--- BEGIN Article ---

RANDOM FACT TWO: Without the lining of mucus your stomach would digest itself.
Physics “The Daddy of Science” was originally called ‘natural philosophy’. “Philosophy” telling us that it is a search for answers and truth. “Natural” not only pinpointing where we are looking for these answers, but also declaring these answers are neither latent nor conceptual but also are in empirically rooted in nature. Anything from the moon in the night sky, the big pizza pie baking and the hormonal bio-chemical imbalance that is amour. The world around us is constructed in science.
RANDOM FACT THREE: Each person sheds forty lbs of skin in a lifetime.
This beautifully precise mechanism, more than anything else, helps us to grasp what it is that is going on around us. And does so better and more accurately than any other method. Common sense may be one of these to consider. A method we have been taught to utilise from an early age. It is in sense what society judges to be sensible, but how sensible is common sense in truth?
In may 2006 comet fragments from comet 73P15 Schwassmann-Wachmann passed closely to the Earths atmosphere. This sparked some tabloid fear of doomsday scenarios. With Bruce Willis style Armageddon fear or worse yet ………Deep Impact. So here common sense under the influence of Hollywood led us to believe it was sensible to fear these fragments. But this brings us on to inane scientific
RANDOM FACT FOUR: The risk of a human being hit by a meteorite is once in every 9300 years.
Another example is in how common sense tells us that ‘opposites attract’, but science says otherwise. You’re more likely to fall in love to fall in love with someone else similar to you in intelligence, physical attractiveness, hobbies and even political opinions. Well in my own opinion there always was something about Willy O’Dea, yowza!
Other than science and common sense what is another method of understanding the world around us? Could simple observations lead to better understanding? But here we must ask how much can we trust our own senses and what the world shows us. Take Da Vinci’s Codex Leicester as an example. This is a collection of theories based on water flow, planetary revolution and other natural occurrences. One such observation Da Vinci made was of water running in rivers of which the source was located in mountainous peaks. Based on this observation he assumed that at the world’s core was a gigantic water filled cavern, pumping water out like a life source. Interestingly enough he assumed the surface of the moon was aqueous. As only then (as far as he could observe) could the moon reflect light, these and others are examples of the fallibility of observation.
RANDOM FACT FIVE: Giraffes often only sleep for periods of 20 minutes in twenty-four hours and also never lie down.

--- END Article ---

### Exercise set
[1] In the essay on science and common sense, what was physics originally called?
[2] Decide whether each statement agrees with the essay on science and common sense, and support each yes or no with the essay's exact words. (a) Da Vinci assumed the surface of the moon was made of water. (b) The comet fragments passed close to Earth's atmosphere in May 2006. (c) Giraffes lie down when they sleep.
[3] Write a continuation of the essay on science and common sense, picking up after its final sentence.
The listing after this point comes from a different source than the essay.

--- BEGIN Data excerpts ---

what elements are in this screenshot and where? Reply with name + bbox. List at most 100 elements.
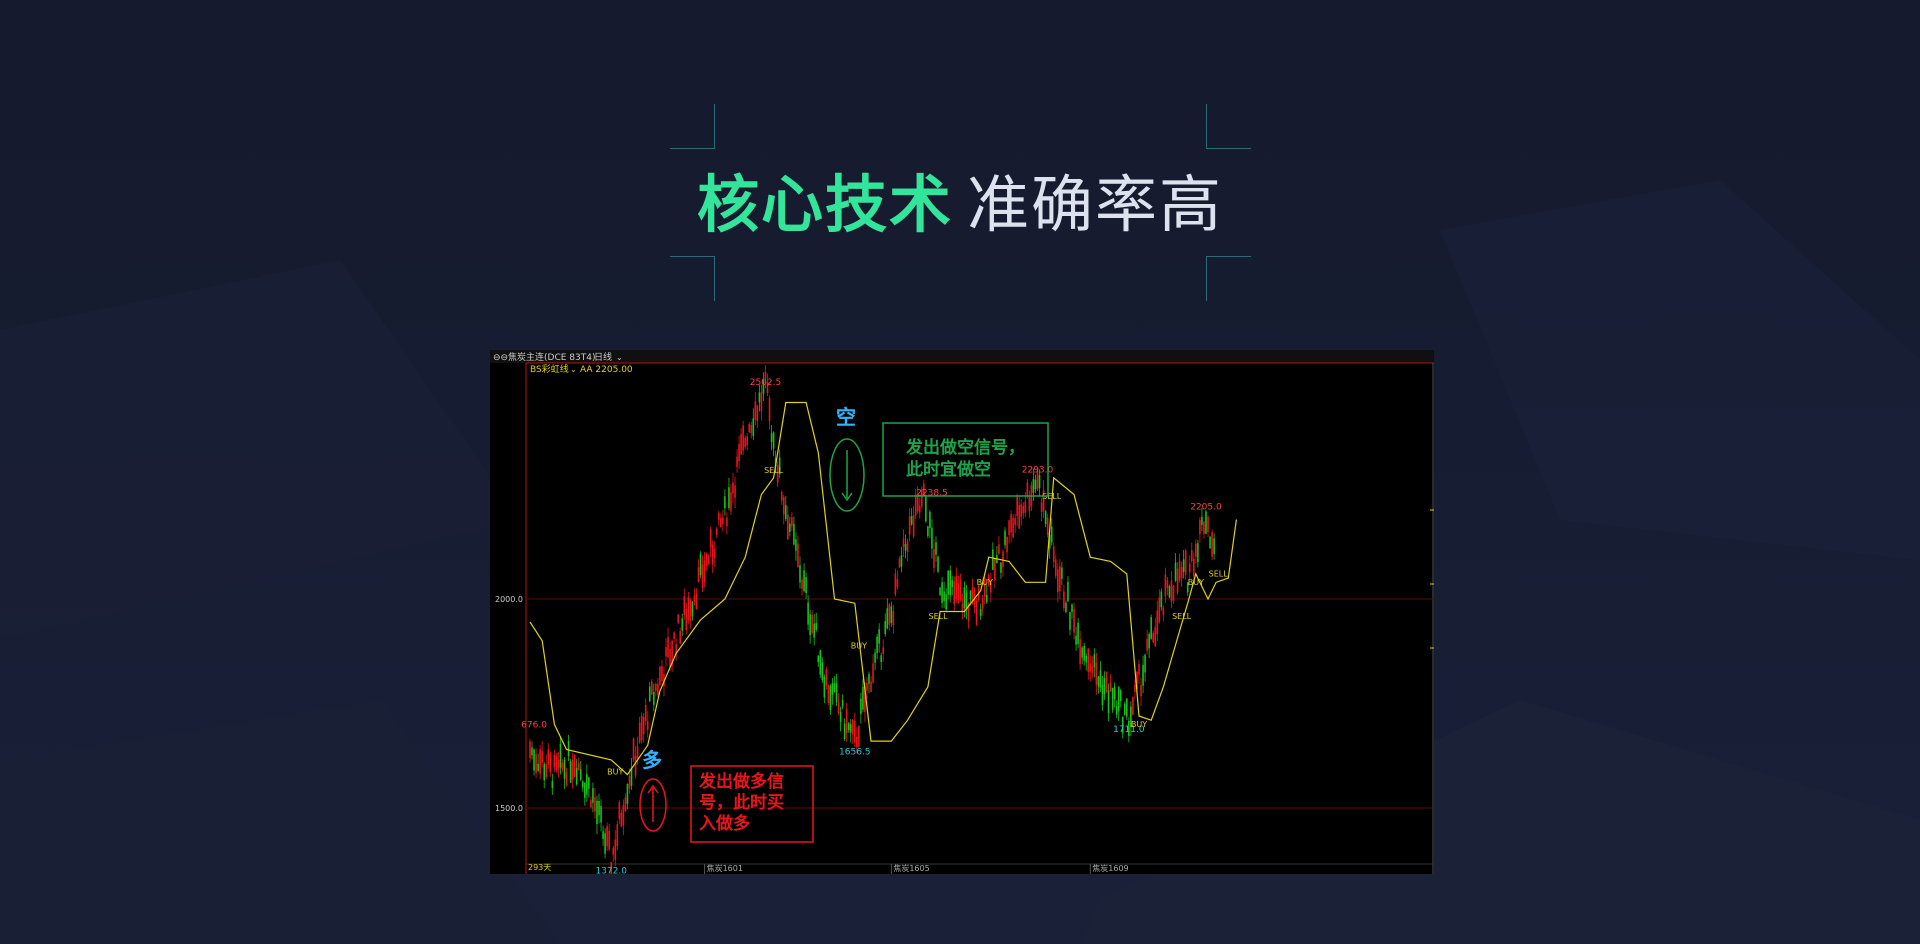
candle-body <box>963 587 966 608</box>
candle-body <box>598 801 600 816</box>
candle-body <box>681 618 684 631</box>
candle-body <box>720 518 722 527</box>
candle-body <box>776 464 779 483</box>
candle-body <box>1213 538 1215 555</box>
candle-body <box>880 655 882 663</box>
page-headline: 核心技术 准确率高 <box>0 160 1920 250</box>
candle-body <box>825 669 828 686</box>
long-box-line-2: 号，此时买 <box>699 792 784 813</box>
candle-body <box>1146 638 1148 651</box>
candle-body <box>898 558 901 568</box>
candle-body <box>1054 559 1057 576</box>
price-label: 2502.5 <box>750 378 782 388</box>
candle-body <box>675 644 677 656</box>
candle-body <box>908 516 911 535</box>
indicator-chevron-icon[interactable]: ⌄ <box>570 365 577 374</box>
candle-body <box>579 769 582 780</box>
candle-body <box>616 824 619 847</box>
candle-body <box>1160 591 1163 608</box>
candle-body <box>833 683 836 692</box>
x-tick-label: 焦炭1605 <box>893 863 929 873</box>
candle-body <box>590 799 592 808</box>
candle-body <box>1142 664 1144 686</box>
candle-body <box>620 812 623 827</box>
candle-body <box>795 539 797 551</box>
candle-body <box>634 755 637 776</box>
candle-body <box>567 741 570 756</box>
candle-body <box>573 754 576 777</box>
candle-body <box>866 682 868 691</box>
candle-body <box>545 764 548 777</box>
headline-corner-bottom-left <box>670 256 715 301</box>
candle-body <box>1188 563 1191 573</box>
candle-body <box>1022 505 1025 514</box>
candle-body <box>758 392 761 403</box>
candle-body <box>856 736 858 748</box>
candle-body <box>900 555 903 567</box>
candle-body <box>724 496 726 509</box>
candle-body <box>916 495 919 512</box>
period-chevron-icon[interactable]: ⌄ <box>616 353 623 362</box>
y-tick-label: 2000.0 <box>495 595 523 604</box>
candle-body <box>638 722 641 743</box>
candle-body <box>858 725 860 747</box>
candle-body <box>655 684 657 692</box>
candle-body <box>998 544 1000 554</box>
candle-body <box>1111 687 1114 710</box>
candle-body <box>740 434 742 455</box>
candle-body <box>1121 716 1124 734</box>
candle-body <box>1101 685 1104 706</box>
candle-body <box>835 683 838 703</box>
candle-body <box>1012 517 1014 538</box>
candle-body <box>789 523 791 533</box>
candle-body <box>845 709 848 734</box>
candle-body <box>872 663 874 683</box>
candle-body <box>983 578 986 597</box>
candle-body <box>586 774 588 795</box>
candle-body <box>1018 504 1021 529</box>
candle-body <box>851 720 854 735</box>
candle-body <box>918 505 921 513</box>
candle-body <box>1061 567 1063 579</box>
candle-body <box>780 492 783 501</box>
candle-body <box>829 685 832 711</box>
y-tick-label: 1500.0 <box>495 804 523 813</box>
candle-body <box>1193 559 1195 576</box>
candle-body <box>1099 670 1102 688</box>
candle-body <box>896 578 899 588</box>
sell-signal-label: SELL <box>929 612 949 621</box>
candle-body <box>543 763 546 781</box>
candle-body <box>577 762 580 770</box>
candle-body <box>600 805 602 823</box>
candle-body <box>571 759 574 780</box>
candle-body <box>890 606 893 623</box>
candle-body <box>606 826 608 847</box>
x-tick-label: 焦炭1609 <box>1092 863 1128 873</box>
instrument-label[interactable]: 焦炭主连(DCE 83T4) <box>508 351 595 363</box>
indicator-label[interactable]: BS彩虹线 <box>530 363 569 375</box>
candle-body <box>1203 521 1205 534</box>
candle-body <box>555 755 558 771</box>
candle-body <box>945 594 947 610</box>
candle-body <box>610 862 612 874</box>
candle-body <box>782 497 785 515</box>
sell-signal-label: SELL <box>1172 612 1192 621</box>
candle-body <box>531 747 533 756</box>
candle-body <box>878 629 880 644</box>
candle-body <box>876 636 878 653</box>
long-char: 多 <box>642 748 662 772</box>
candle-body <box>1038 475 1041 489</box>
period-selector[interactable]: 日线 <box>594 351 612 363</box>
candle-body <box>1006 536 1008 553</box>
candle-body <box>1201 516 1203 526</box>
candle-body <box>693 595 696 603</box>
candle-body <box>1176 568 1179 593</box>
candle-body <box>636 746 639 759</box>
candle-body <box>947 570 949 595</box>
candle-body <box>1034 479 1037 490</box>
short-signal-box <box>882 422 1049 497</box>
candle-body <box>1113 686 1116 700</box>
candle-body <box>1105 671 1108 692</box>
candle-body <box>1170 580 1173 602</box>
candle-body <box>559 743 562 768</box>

--- END Data excerpts ---
--- BEGIN Data excerpts ---

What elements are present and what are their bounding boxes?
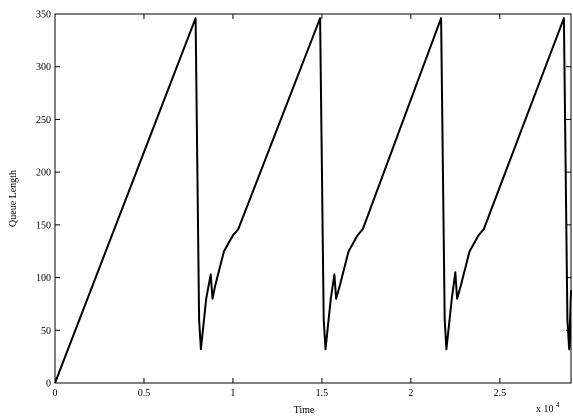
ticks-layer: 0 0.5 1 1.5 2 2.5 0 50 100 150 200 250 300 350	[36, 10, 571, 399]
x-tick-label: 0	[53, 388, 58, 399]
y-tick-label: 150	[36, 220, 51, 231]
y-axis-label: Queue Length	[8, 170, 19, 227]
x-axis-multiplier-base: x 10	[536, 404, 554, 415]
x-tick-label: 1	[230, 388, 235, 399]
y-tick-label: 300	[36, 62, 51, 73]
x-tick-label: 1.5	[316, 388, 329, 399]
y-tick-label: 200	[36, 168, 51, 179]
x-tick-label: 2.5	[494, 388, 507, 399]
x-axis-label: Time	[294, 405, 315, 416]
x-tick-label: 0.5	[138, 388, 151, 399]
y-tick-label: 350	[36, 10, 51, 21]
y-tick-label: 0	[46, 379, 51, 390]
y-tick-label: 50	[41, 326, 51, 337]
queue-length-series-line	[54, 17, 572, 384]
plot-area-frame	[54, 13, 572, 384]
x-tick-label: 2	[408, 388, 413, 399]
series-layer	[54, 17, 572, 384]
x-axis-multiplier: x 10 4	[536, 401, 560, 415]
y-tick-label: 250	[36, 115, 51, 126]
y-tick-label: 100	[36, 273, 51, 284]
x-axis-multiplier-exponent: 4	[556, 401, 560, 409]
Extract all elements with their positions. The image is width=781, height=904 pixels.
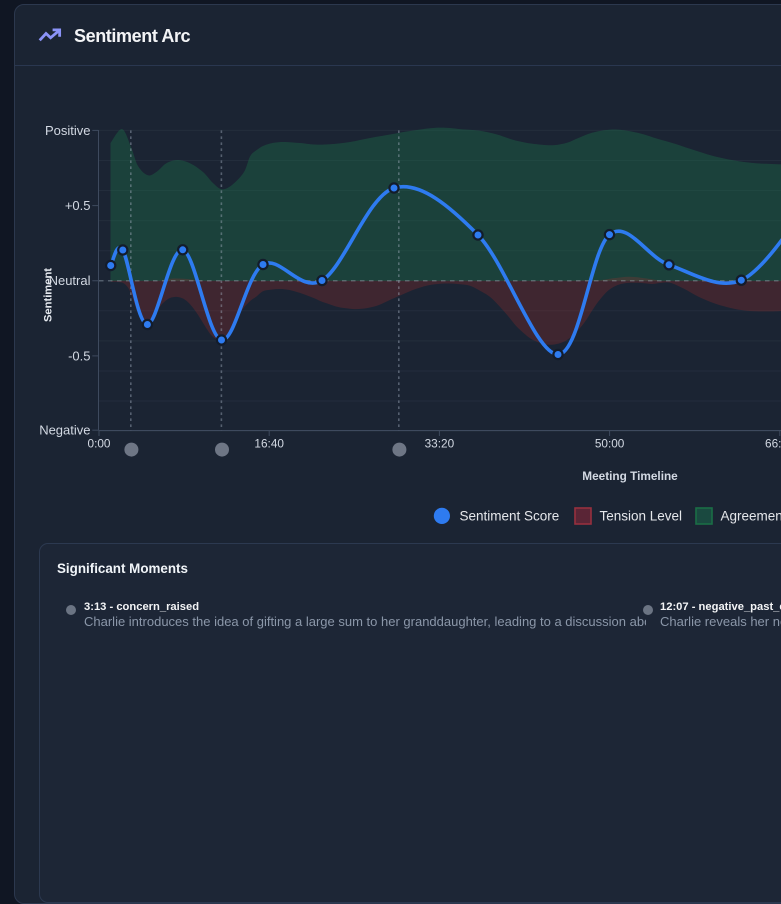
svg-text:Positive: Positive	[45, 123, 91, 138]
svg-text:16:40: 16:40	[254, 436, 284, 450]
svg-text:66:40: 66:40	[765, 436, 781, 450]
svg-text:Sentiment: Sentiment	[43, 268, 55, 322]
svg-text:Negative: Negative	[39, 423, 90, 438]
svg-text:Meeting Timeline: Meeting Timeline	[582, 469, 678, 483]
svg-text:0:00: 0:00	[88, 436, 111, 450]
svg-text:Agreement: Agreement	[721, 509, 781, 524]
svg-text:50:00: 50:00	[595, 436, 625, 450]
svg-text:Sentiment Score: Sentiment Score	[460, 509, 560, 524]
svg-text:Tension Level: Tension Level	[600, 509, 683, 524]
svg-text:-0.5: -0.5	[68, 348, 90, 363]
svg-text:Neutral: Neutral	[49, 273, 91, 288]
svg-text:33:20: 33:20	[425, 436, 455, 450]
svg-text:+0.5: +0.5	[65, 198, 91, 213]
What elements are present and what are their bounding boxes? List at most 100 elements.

--- END Data excerpts ---
--- BEGIN Data excerpts ---

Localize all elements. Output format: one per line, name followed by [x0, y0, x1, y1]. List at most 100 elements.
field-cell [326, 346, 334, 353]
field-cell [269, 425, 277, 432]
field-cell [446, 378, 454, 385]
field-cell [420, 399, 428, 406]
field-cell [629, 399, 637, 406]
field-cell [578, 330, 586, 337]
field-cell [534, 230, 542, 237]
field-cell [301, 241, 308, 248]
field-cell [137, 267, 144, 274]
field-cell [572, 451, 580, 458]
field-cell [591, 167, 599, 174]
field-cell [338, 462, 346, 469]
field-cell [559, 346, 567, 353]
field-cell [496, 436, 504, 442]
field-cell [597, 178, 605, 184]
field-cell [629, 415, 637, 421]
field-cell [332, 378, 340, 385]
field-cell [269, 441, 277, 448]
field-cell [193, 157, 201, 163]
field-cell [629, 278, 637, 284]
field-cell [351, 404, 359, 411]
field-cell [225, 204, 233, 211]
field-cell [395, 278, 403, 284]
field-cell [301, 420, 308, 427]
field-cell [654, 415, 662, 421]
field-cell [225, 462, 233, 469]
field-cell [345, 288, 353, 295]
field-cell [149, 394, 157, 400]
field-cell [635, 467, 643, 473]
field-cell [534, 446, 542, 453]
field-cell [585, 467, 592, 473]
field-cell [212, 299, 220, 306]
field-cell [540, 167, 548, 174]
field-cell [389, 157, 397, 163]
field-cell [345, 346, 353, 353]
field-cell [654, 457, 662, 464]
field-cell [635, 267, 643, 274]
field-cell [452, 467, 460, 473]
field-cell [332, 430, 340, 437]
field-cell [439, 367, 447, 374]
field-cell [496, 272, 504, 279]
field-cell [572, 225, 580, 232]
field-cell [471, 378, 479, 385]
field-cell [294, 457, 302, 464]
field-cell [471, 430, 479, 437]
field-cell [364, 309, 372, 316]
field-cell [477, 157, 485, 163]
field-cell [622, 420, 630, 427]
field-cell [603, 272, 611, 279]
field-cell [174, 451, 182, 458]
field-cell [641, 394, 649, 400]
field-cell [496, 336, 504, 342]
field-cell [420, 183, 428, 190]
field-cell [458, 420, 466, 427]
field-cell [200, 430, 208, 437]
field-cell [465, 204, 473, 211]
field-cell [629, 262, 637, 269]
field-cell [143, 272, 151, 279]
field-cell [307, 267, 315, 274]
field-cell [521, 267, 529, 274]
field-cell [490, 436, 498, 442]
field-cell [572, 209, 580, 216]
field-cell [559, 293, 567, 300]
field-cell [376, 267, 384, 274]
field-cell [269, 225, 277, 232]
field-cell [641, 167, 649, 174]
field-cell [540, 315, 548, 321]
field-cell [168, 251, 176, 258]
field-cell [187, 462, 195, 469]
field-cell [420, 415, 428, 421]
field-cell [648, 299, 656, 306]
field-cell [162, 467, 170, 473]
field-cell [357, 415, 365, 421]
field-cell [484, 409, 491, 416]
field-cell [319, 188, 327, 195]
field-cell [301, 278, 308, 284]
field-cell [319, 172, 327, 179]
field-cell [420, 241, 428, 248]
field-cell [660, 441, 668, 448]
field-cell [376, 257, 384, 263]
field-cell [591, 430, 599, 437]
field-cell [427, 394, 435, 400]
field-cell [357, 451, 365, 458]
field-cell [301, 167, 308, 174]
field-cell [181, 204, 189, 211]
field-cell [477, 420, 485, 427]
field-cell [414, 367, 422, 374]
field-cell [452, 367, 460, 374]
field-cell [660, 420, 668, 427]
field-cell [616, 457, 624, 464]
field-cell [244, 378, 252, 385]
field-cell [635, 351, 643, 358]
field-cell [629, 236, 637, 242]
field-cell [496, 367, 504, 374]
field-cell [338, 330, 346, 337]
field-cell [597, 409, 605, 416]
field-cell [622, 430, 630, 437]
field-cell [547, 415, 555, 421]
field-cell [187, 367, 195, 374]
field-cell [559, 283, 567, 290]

--- END Data excerpts ---

### Answers given
[1] Natural philosophy.

[2]
(a) Yes: "he assumed the surface of the moon was aqueous"
(b) Yes: "In may 2006 comet fragments from comet 73P15 Schwassmann-Wachmann passed closely to the Earths atmosphere"
(c) No: "and also never lie down"

[3]
Some might sense a contradiction protruding its ugly head, but hold on just one cotton pickin’ minute! Da Vinci is attributed with being one of the greatest fathers of science and yet here I am critiquing him. But here is the catch, Da Vinci’s Codex Leicester theories did not fully entail the scientific method, which we know and love, they were based solely on observation. Even more intriguingly, those few on which he did experiment (i.e. water flow) in the codex were proven to be true (look it up!). And therein lies the precision acuity of science.
It is a combination of the curiosity of observation, the publication and proliferation of common sense with its own traits of hypothesising, and experimentation that drives it as a force to be reckoned with. Want to know what the best part is (no really I mean it)? Despite this grand and complex methodical manner of analysis, the scientific community thrives on one thing to drive them forward, scepticism.
RANDOM FACT SIX: 10% of all human beings are alive now! AND I know I’m spoiling you with these but here’s one more: 50% of all humans that have ever lived have dies as a result of malaria.
Scepticism is the snide, over-bearing mother that says ‘that’s not good enough!’ and it keeps science alive in assuming that our present knowledge isn’t the full story but only part of it. This is what drove Einstein to redevelop Newton’s beliefs; it’s what drove neuropsychology away from the heart as the behavioural centre (as Aristotle said) and to the brain. Basically scientists are the ones that turn around and to declare with zeal ‘I am soooo much smarter than you’ (especially to arts students).
RANDOM FACT SEVEN: Relative to its size, the gorilla has the smallest testicles in the animal kingdom.
So kids, even if all you read were the ridiculous facts I’m glad we all learned something today. Even if it was testicles, sleeping habits, skin deposits, mucus and your chances of being under a meteor when it lands.